:: Requirement ::
Return the listing below in full, with every line exactly as it is.

:: Items ::
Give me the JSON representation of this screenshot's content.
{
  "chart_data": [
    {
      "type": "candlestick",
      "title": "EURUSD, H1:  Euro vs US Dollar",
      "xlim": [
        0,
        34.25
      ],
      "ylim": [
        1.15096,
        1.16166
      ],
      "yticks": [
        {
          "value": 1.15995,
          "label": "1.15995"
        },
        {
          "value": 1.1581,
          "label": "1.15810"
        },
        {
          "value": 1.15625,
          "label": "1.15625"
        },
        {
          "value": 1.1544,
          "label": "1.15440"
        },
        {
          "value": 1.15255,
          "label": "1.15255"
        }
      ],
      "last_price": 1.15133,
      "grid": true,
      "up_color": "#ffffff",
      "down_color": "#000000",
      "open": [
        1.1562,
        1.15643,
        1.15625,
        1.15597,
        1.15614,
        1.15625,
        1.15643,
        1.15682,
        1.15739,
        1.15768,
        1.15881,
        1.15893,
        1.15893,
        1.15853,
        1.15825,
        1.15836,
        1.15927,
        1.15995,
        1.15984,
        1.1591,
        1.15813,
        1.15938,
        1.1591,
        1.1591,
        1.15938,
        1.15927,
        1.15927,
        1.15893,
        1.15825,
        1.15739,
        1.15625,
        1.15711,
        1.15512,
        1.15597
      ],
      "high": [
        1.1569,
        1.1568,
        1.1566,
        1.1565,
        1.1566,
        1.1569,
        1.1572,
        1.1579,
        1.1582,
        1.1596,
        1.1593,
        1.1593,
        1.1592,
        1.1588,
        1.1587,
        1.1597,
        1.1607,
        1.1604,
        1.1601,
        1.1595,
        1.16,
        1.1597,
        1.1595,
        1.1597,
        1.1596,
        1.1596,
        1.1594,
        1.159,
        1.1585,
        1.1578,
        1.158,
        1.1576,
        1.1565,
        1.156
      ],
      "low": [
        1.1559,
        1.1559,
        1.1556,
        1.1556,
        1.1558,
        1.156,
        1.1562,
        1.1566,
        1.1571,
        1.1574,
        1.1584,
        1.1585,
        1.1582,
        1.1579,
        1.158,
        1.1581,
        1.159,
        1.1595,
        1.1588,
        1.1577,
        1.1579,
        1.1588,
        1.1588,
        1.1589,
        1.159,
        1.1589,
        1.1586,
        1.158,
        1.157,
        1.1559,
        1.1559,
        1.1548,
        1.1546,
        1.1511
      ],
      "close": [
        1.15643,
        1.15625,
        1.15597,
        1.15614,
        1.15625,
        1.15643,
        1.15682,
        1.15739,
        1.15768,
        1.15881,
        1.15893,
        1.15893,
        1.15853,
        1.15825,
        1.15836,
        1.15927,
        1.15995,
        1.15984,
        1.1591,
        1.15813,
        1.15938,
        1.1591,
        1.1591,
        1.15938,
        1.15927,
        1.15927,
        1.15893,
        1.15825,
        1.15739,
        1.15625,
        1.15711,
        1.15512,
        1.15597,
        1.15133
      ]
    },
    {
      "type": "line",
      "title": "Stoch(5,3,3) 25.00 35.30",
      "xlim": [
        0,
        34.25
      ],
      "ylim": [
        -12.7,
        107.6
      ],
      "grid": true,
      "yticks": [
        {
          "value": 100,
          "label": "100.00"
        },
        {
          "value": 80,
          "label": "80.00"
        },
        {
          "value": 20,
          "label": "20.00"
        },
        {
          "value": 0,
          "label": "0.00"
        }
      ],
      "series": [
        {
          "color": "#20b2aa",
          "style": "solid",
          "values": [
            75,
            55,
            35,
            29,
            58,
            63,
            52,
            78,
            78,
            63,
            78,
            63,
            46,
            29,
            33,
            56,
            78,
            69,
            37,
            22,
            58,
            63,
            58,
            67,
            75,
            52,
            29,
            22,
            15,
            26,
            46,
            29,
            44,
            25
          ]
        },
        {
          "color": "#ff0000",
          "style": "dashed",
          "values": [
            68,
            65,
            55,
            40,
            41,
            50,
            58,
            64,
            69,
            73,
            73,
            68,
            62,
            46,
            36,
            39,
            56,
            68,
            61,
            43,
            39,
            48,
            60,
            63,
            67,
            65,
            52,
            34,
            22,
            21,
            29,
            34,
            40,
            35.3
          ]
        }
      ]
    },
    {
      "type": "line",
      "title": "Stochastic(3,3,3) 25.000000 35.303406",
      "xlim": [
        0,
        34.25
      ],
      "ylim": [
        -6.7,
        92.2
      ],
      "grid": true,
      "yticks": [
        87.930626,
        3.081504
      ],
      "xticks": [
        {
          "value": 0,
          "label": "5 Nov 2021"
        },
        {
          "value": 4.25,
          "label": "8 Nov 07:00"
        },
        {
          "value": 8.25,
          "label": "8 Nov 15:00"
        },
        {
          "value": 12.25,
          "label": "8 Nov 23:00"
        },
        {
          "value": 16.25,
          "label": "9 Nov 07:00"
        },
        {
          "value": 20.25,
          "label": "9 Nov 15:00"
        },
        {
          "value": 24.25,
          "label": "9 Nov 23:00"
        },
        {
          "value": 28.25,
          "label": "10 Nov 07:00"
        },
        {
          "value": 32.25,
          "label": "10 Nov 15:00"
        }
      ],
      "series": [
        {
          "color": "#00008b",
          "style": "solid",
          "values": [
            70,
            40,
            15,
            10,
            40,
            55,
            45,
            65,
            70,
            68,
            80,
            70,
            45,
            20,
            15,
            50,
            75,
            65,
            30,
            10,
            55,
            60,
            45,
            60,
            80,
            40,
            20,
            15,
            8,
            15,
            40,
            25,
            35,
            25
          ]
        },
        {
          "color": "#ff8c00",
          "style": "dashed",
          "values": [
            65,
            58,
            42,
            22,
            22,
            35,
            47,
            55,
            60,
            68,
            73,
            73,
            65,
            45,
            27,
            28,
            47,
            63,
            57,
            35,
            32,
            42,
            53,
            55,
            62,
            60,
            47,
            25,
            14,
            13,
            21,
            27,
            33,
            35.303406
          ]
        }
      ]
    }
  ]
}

:: Output ::
Give me the JSON representation of this screenshot's content.
{
  "chart_data": [
    {
      "type": "candlestick",
      "title": "EURUSD, H1:  Euro vs US Dollar",
      "xlim": [
        0,
        34.25
      ],
      "ylim": [
        1.15096,
        1.16166
      ],
      "yticks": [
        {
          "value": 1.15995,
          "label": "1.15995"
        },
        {
          "value": 1.1581,
          "label": "1.15810"
        },
        {
          "value": 1.15625,
          "label": "1.15625"
        },
        {
          "value": 1.1544,
          "label": "1.15440"
        },
        {
          "value": 1.15255,
          "label": "1.15255"
        }
      ],
      "last_price": 1.15133,
      "grid": true,
      "up_color": "#ffffff",
      "down_color": "#000000",
      "open": [
        1.1562,
        1.15643,
        1.15625,
        1.15597,
        1.15614,
        1.15625,
        1.15643,
        1.15682,
        1.15739,
        1.15768,
        1.15881,
        1.15893,
        1.15893,
        1.15853,
        1.15825,
        1.15836,
        1.15927,
        1.15995,
        1.15984,
        1.1591,
        1.15813,
        1.15938,
        1.1591,
        1.1591,
        1.15938,
        1.15927,
        1.15927,
        1.15893,
        1.15825,
        1.15739,
        1.15625,
        1.15711,
        1.15512,
        1.15597
      ],
      "high": [
        1.1569,
        1.1568,
        1.1566,
        1.1565,
        1.1566,
        1.1569,
        1.1572,
        1.1579,
        1.1582,
        1.1596,
        1.1593,
        1.1593,
        1.1592,
        1.1588,
        1.1587,
        1.1597,
        1.1607,
        1.1604,
        1.1601,
        1.1595,
        1.16,
        1.1597,
        1.1595,
        1.1597,
        1.1596,
        1.1596,
        1.1594,
        1.159,
        1.1585,
        1.1578,
        1.158,
        1.1576,
        1.1565,
        1.156
      ],
      "low": [
        1.1559,
        1.1559,
        1.1556,
        1.1556,
        1.1558,
        1.156,
        1.1562,
        1.1566,
        1.1571,
        1.1574,
        1.1584,
        1.1585,
        1.1582,
        1.1579,
        1.158,
        1.1581,
        1.159,
        1.1595,
        1.1588,
        1.1577,
        1.1579,
        1.1588,
        1.1588,
        1.1589,
        1.159,
        1.1589,
        1.1586,
        1.158,
        1.157,
        1.1559,
        1.1559,
        1.1548,
        1.1546,
        1.1511
      ],
      "close": [
        1.15643,
        1.15625,
        1.15597,
        1.15614,
        1.15625,
        1.15643,
        1.15682,
        1.15739,
        1.15768,
        1.15881,
        1.15893,
        1.15893,
        1.15853,
        1.15825,
        1.15836,
        1.15927,
        1.15995,
        1.15984,
        1.1591,
        1.15813,
        1.15938,
        1.1591,
        1.1591,
        1.15938,
        1.15927,
        1.15927,
        1.15893,
        1.15825,
        1.15739,
        1.15625,
        1.15711,
        1.15512,
        1.15597,
        1.15133
      ]
    },
    {
      "type": "line",
      "title": "Stoch(5,3,3) 25.00 35.30",
      "xlim": [
        0,
        34.25
      ],
      "ylim": [
        -12.7,
        107.6
      ],
      "grid": true,
      "yticks": [
        {
          "value": 100,
          "label": "100.00"
        },
        {
          "value": 80,
          "label": "80.00"
        },
        {
          "value": 20,
          "label": "20.00"
        },
        {
          "value": 0,
          "label": "0.00"
        }
      ],
      "series": [
        {
          "color": "#20b2aa",
          "style": "solid",
          "values": [
            75,
            55,
            35,
            29,
            58,
            63,
            52,
            78,
            78,
            63,
            78,
            63,
            46,
            29,
            33,
            56,
            78,
            69,
            37,
            22,
            58,
            63,
            58,
            67,
            75,
            52,
            29,
            22,
            15,
            26,
            46,
            29,
            44,
            25
          ]
        },
        {
          "color": "#ff0000",
          "style": "dashed",
          "values": [
            68,
            65,
            55,
            40,
            41,
            50,
            58,
            64,
            69,
            73,
            73,
            68,
            62,
            46,
            36,
            39,
            56,
            68,
            61,
            43,
            39,
            48,
            60,
            63,
            67,
            65,
            52,
            34,
            22,
            21,
            29,
            34,
            40,
            35.3
          ]
        }
      ]
    },
    {
      "type": "line",
      "title": "Stochastic(3,3,3) 25.000000 35.303406",
      "xlim": [
        0,
        34.25
      ],
      "ylim": [
        -6.7,
        92.2
      ],
      "grid": true,
      "yticks": [
        87.930626,
        3.081504
      ],
      "xticks": [
        {
          "value": 0,
          "label": "5 Nov 2021"
        },
        {
          "value": 4.25,
          "label": "8 Nov 07:00"
        },
        {
          "value": 8.25,
          "label": "8 Nov 15:00"
        },
        {
          "value": 12.25,
          "label": "8 Nov 23:00"
        },
        {
          "value": 16.25,
          "label": "9 Nov 07:00"
        },
        {
          "value": 20.25,
          "label": "9 Nov 15:00"
        },
        {
          "value": 24.25,
          "label": "9 Nov 23:00"
        },
        {
          "value": 28.25,
          "label": "10 Nov 07:00"
        },
        {
          "value": 32.25,
          "label": "10 Nov 15:00"
        }
      ],
      "series": [
        {
          "color": "#00008b",
          "style": "solid",
          "values": [
            70,
            40,
            15,
            10,
            40,
            55,
            45,
            65,
            70,
            68,
            80,
            70,
            45,
            20,
            15,
            50,
            75,
            65,
            30,
            10,
            55,
            60,
            45,
            60,
            80,
            40,
            20,
            15,
            8,
            15,
            40,
            25,
            35,
            25
          ]
        },
        {
          "color": "#ff8c00",
          "style": "dashed",
          "values": [
            65,
            58,
            42,
            22,
            22,
            35,
            47,
            55,
            60,
            68,
            73,
            73,
            65,
            45,
            27,
            28,
            47,
            63,
            57,
            35,
            32,
            42,
            53,
            55,
            62,
            60,
            47,
            25,
            14,
            13,
            21,
            27,
            33,
            35.303406
          ]
        }
      ]
    }
  ]
}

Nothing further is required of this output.